Request:
Using the listing below, extract each line that has the word "cũng" in it.

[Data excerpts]
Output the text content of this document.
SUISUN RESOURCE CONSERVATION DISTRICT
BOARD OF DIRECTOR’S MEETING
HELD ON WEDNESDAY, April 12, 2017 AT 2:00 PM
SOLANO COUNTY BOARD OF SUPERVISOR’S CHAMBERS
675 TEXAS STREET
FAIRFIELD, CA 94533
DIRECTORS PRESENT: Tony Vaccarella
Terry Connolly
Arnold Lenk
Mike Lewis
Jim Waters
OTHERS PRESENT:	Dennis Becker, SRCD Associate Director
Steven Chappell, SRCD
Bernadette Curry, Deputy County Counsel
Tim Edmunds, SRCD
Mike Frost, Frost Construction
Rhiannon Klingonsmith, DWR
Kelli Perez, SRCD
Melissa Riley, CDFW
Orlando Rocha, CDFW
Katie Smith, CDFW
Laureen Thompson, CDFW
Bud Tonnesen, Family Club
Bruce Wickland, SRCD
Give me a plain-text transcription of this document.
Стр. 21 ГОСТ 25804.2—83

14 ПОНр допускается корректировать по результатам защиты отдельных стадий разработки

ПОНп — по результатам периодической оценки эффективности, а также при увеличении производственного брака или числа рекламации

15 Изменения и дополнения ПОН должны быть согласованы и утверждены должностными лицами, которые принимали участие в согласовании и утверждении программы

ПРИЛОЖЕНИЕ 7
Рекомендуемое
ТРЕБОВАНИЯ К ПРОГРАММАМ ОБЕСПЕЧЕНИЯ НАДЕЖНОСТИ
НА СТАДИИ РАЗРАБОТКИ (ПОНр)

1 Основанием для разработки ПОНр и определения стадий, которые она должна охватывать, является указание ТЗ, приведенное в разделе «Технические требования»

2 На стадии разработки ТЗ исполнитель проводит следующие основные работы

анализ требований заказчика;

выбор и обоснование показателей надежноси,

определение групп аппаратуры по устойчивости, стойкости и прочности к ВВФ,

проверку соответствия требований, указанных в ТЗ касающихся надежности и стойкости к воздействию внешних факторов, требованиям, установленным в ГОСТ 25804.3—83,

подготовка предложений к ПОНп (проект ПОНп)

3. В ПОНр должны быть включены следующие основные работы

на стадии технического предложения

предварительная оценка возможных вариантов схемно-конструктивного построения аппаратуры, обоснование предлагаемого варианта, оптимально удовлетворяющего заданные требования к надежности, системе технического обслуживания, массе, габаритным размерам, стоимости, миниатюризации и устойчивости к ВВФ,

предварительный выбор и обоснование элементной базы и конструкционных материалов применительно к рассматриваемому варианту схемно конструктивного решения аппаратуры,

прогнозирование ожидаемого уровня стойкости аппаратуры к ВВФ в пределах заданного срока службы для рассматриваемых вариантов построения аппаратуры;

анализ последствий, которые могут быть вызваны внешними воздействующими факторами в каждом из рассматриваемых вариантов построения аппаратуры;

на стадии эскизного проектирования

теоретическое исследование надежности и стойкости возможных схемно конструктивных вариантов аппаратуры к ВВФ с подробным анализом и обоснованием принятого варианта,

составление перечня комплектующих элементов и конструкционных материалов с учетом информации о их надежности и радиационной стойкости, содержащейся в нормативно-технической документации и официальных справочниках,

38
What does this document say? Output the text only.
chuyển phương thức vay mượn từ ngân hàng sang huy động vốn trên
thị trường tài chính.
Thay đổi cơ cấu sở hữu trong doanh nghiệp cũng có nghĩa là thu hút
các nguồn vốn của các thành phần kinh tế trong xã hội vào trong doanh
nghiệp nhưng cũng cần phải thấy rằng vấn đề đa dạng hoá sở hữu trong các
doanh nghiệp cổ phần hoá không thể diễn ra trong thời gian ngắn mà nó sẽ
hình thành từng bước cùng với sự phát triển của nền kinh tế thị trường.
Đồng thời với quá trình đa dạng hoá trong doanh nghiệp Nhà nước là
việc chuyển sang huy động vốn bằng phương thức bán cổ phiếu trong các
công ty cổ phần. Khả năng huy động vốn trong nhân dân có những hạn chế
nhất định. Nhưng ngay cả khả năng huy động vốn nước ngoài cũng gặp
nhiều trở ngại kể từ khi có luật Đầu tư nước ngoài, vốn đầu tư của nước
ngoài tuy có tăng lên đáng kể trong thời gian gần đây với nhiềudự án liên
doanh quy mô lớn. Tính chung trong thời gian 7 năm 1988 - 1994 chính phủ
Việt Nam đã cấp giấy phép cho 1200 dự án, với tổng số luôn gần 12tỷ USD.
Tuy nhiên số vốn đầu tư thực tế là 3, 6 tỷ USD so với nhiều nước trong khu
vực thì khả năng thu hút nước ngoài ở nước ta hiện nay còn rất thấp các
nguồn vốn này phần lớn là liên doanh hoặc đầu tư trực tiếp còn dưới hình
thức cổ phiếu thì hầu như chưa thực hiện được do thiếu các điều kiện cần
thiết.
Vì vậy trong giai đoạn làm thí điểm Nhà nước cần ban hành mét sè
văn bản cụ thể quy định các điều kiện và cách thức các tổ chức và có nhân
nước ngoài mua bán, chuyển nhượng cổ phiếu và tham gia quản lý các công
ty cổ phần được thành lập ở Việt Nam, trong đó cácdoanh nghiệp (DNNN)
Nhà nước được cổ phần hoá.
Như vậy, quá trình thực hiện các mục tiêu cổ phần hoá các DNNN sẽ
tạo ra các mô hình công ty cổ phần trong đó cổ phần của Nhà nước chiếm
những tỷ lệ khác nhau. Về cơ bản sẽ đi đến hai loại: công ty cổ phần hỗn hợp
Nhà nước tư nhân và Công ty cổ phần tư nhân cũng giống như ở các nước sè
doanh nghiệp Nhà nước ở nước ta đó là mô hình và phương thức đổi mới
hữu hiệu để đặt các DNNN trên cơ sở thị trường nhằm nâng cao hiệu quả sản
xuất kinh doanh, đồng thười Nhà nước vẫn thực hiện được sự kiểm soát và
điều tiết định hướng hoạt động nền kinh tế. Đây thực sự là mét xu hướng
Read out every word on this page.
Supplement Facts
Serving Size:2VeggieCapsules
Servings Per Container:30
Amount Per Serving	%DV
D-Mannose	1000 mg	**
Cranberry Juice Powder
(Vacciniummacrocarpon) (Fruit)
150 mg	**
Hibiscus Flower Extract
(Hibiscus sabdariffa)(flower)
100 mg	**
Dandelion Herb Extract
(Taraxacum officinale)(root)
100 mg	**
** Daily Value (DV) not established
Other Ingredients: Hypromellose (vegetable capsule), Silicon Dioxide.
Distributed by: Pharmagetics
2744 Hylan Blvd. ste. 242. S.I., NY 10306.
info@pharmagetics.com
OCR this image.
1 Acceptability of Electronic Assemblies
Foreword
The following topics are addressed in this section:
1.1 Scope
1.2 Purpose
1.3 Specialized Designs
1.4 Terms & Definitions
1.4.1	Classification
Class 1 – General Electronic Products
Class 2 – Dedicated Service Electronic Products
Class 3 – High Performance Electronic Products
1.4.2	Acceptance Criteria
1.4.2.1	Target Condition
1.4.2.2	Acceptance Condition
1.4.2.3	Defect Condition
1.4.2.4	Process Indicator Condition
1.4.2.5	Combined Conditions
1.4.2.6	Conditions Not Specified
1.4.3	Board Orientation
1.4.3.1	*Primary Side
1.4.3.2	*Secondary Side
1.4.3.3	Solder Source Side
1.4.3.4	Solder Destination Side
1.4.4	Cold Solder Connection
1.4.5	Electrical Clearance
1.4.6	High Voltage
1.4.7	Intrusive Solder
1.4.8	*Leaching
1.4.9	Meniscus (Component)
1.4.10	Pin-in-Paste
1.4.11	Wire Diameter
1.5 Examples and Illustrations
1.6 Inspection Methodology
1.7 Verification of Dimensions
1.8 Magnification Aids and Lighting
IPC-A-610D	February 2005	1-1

Written answer:
Thay đổi cơ cấu sở hữu trong doanh nghiệp cũng có nghĩa là thu hút
nghiệp nhưng cũng cần phải thấy rằng vấn đề đa dạng hoá sở hữu trong các
nhất định. Nhưng ngay cả khả năng huy động vốn nước ngoài cũng gặp
Nhà nước tư nhân và Công ty cổ phần tư nhân cũng giống như ở các nước sè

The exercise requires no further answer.